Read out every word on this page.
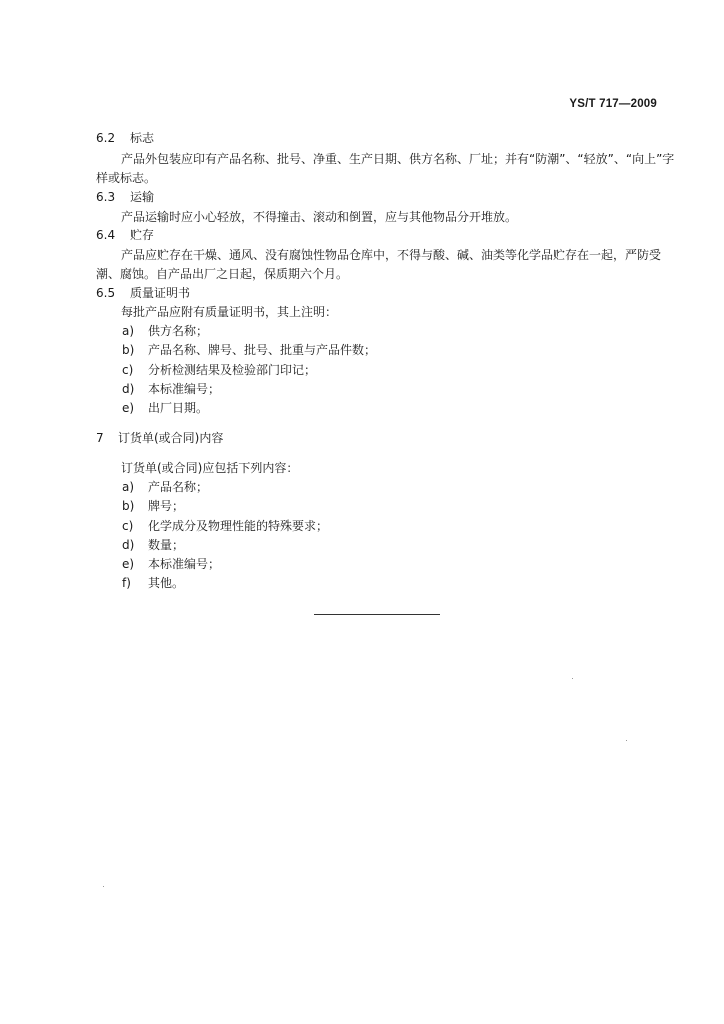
YS/T 717—2009
6.2 标志
产品外包装应印有产品名称、批号、净重、生产日期、供方名称、厂址；并有“防潮”、“轻放”、“向上”字
样或标志。
6.3 运输
产品运输时应小心轻放，不得撞击、滚动和倒置，应与其他物品分开堆放。
6.4 贮存
产品应贮存在干燥、通风、没有腐蚀性物品仓库中，不得与酸、碱、油类等化学品贮存在一起，严防受
潮、腐蚀。自产品出厂之日起，保质期六个月。
6.5 质量证明书
每批产品应附有质量证明书，其上注明：
a) 供方名称；
b) 产品名称、牌号、批号、批重与产品件数；
c) 分析检测结果及检验部门印记；
d) 本标准编号；
e) 出厂日期。
7 订货单(或合同)内容
订货单(或合同)应包括下列内容：
a) 产品名称；
b) 牌号；
c) 化学成分及物理性能的特殊要求；
d) 数量；
e) 本标准编号；
f) 其他。
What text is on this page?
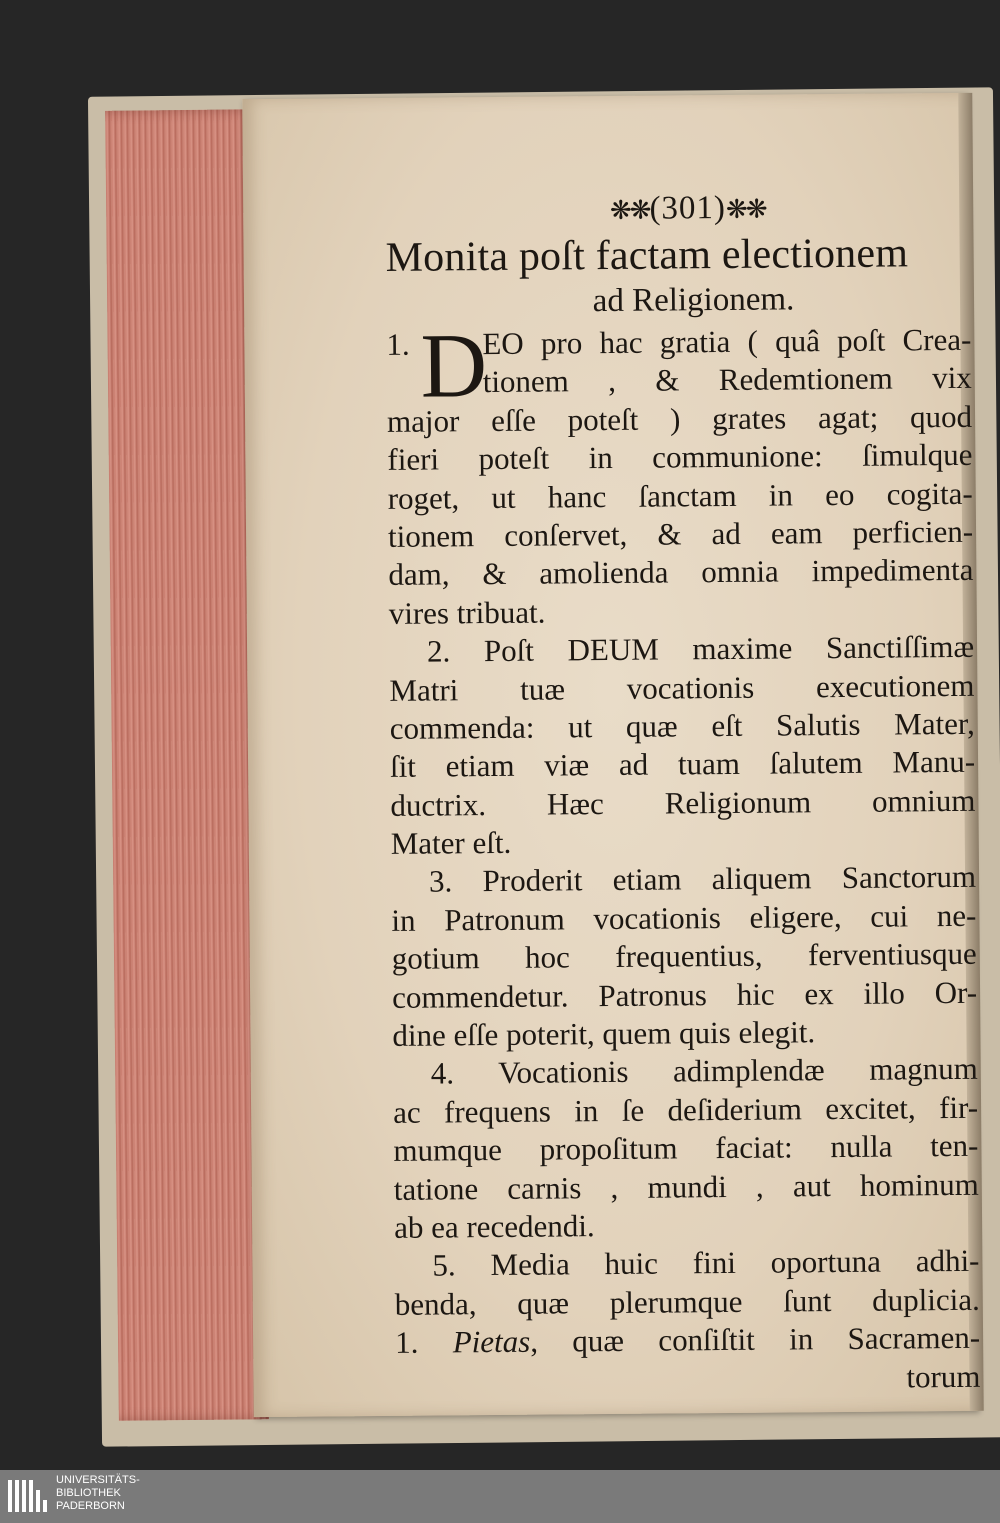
❋❋(301)❋❋
Monita poſt factam electionem
ad Religionem.
1. D
EO pro hac gratia ( quâ poſt Crea-
tionem , & Redemtionem vix
major eſſe poteſt ) grates agat; quod
fieri poteſt in communione: ſimulque
roget, ut hanc ſanctam in eo cogita-
tionem conſervet, & ad eam perficien-
dam, & amolienda omnia impedimenta
vires tribuat.
2. Poſt DEUM maxime Sanctiſſimæ
Matri tuæ vocationis executionem
commenda: ut quæ eſt Salutis Mater,
ſit etiam viæ ad tuam ſalutem Manu-
ductrix. Hæc Religionum omnium
Mater eſt.
3. Proderit etiam aliquem Sanctorum
in Patronum vocationis eligere, cui ne-
gotium hoc frequentius, ferventiusque
commendetur. Patronus hic ex illo Or-
dine eſſe poterit, quem quis elegit.
4. Vocationis adimplendæ magnum
ac frequens in ſe deſiderium excitet, fir-
mumque propoſitum faciat: nulla ten-
tatione carnis , mundi , aut hominum
ab ea recedendi.
5. Media huic fini oportuna adhi-
benda, quæ plerumque ſunt duplicia.
1. Pietas, quæ conſiſtit in Sacramen-
torum
UNIVERSITÄTS-
BIBLIOTHEK
PADERBORN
════════════════════
= TASK REQUIREMENTS =
Check all the records above and select each line where the string "this" is found.

= EXERCISE RESULT =
Read out every word on this page.
What text is on this page?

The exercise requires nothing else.